■ Set task:
What follows is a listing. Return every line of it exactly.
··· Provided data ···
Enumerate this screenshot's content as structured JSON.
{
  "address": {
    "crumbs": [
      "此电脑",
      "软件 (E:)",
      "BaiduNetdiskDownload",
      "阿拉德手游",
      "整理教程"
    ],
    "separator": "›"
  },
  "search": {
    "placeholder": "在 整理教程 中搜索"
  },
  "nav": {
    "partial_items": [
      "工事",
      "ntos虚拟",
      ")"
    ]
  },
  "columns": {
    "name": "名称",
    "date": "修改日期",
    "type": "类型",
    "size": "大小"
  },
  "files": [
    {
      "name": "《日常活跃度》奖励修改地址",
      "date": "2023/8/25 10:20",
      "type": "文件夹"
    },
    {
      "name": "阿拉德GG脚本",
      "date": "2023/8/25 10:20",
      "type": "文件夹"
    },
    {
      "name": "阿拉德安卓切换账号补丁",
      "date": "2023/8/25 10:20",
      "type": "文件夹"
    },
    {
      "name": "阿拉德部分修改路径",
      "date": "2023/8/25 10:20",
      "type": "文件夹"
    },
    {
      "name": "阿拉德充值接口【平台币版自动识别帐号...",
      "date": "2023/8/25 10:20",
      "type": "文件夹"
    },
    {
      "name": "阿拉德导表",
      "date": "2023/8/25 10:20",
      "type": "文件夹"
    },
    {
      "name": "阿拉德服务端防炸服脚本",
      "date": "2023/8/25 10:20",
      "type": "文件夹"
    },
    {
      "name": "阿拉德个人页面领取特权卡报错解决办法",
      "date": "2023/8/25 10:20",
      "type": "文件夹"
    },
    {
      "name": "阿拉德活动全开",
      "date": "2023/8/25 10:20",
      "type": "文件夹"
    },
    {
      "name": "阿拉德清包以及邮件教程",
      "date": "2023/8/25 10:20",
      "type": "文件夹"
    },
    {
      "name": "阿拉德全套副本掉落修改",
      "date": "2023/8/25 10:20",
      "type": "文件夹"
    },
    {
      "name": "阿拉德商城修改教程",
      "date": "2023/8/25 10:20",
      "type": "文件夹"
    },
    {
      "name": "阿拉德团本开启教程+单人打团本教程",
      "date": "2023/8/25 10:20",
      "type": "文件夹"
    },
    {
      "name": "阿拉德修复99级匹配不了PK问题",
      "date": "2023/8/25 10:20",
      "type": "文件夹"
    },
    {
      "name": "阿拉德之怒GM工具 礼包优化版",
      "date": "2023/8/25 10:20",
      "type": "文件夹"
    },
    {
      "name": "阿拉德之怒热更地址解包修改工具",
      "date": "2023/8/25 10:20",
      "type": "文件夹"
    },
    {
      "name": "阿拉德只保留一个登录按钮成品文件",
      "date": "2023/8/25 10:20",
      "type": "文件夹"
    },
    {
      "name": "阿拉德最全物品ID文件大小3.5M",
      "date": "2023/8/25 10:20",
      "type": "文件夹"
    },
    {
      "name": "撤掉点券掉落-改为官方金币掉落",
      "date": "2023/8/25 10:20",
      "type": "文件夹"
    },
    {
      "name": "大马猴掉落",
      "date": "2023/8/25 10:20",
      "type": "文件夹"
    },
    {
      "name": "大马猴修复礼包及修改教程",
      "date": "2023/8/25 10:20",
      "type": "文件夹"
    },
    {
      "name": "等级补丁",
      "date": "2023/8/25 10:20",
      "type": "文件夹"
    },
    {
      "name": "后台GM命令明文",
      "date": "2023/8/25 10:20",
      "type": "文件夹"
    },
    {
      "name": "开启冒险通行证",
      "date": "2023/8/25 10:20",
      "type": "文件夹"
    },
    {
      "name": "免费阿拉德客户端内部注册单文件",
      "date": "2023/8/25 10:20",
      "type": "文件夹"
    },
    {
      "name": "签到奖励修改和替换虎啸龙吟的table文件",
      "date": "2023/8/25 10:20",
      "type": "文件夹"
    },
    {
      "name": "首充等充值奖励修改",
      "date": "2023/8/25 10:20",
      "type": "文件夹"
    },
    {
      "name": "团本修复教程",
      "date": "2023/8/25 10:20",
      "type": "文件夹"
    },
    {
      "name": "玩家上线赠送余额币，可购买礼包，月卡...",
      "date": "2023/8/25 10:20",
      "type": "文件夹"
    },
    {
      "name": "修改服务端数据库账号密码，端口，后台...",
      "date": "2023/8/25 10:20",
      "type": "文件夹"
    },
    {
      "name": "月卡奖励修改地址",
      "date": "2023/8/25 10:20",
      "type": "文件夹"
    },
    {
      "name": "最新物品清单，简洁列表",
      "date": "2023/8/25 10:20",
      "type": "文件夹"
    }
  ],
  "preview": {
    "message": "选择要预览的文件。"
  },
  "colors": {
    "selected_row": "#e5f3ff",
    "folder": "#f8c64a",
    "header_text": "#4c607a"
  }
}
···
■ Written answer:
Enumerate this screenshot's content as structured JSON.
{
  "address": {
    "crumbs": [
      "此电脑",
      "软件 (E:)",
      "BaiduNetdiskDownload",
      "阿拉德手游",
      "整理教程"
    ],
    "separator": "›"
  },
  "search": {
    "placeholder": "在 整理教程 中搜索"
  },
  "nav": {
    "partial_items": [
      "工事",
      "ntos虚拟",
      ")"
    ]
  },
  "columns": {
    "name": "名称",
    "date": "修改日期",
    "type": "类型",
    "size": "大小"
  },
  "files": [
    {
      "name": "《日常活跃度》奖励修改地址",
      "date": "2023/8/25 10:20",
      "type": "文件夹"
    },
    {
      "name": "阿拉德GG脚本",
      "date": "2023/8/25 10:20",
      "type": "文件夹"
    },
    {
      "name": "阿拉德安卓切换账号补丁",
      "date": "2023/8/25 10:20",
      "type": "文件夹"
    },
    {
      "name": "阿拉德部分修改路径",
      "date": "2023/8/25 10:20",
      "type": "文件夹"
    },
    {
      "name": "阿拉德充值接口【平台币版自动识别帐号...",
      "date": "2023/8/25 10:20",
      "type": "文件夹"
    },
    {
      "name": "阿拉德导表",
      "date": "2023/8/25 10:20",
      "type": "文件夹"
    },
    {
      "name": "阿拉德服务端防炸服脚本",
      "date": "2023/8/25 10:20",
      "type": "文件夹"
    },
    {
      "name": "阿拉德个人页面领取特权卡报错解决办法",
      "date": "2023/8/25 10:20",
      "type": "文件夹"
    },
    {
      "name": "阿拉德活动全开",
      "date": "2023/8/25 10:20",
      "type": "文件夹"
    },
    {
      "name": "阿拉德清包以及邮件教程",
      "date": "2023/8/25 10:20",
      "type": "文件夹"
    },
    {
      "name": "阿拉德全套副本掉落修改",
      "date": "2023/8/25 10:20",
      "type": "文件夹"
    },
    {
      "name": "阿拉德商城修改教程",
      "date": "2023/8/25 10:20",
      "type": "文件夹"
    },
    {
      "name": "阿拉德团本开启教程+单人打团本教程",
      "date": "2023/8/25 10:20",
      "type": "文件夹"
    },
    {
      "name": "阿拉德修复99级匹配不了PK问题",
      "date": "2023/8/25 10:20",
      "type": "文件夹"
    },
    {
      "name": "阿拉德之怒GM工具 礼包优化版",
      "date": "2023/8/25 10:20",
      "type": "文件夹"
    },
    {
      "name": "阿拉德之怒热更地址解包修改工具",
      "date": "2023/8/25 10:20",
      "type": "文件夹"
    },
    {
      "name": "阿拉德只保留一个登录按钮成品文件",
      "date": "2023/8/25 10:20",
      "type": "文件夹"
    },
    {
      "name": "阿拉德最全物品ID文件大小3.5M",
      "date": "2023/8/25 10:20",
      "type": "文件夹"
    },
    {
      "name": "撤掉点券掉落-改为官方金币掉落",
      "date": "2023/8/25 10:20",
      "type": "文件夹"
    },
    {
      "name": "大马猴掉落",
      "date": "2023/8/25 10:20",
      "type": "文件夹"
    },
    {
      "name": "大马猴修复礼包及修改教程",
      "date": "2023/8/25 10:20",
      "type": "文件夹"
    },
    {
      "name": "等级补丁",
      "date": "2023/8/25 10:20",
      "type": "文件夹"
    },
    {
      "name": "后台GM命令明文",
      "date": "2023/8/25 10:20",
      "type": "文件夹"
    },
    {
      "name": "开启冒险通行证",
      "date": "2023/8/25 10:20",
      "type": "文件夹"
    },
    {
      "name": "免费阿拉德客户端内部注册单文件",
      "date": "2023/8/25 10:20",
      "type": "文件夹"
    },
    {
      "name": "签到奖励修改和替换虎啸龙吟的table文件",
      "date": "2023/8/25 10:20",
      "type": "文件夹"
    },
    {
      "name": "首充等充值奖励修改",
      "date": "2023/8/25 10:20",
      "type": "文件夹"
    },
    {
      "name": "团本修复教程",
      "date": "2023/8/25 10:20",
      "type": "文件夹"
    },
    {
      "name": "玩家上线赠送余额币，可购买礼包，月卡...",
      "date": "2023/8/25 10:20",
      "type": "文件夹"
    },
    {
      "name": "修改服务端数据库账号密码，端口，后台...",
      "date": "2023/8/25 10:20",
      "type": "文件夹"
    },
    {
      "name": "月卡奖励修改地址",
      "date": "2023/8/25 10:20",
      "type": "文件夹"
    },
    {
      "name": "最新物品清单，简洁列表",
      "date": "2023/8/25 10:20",
      "type": "文件夹"
    }
  ],
  "preview": {
    "message": "选择要预览的文件。"
  },
  "colors": {
    "selected_row": "#e5f3ff",
    "folder": "#f8c64a",
    "header_text": "#4c607a"
  }
}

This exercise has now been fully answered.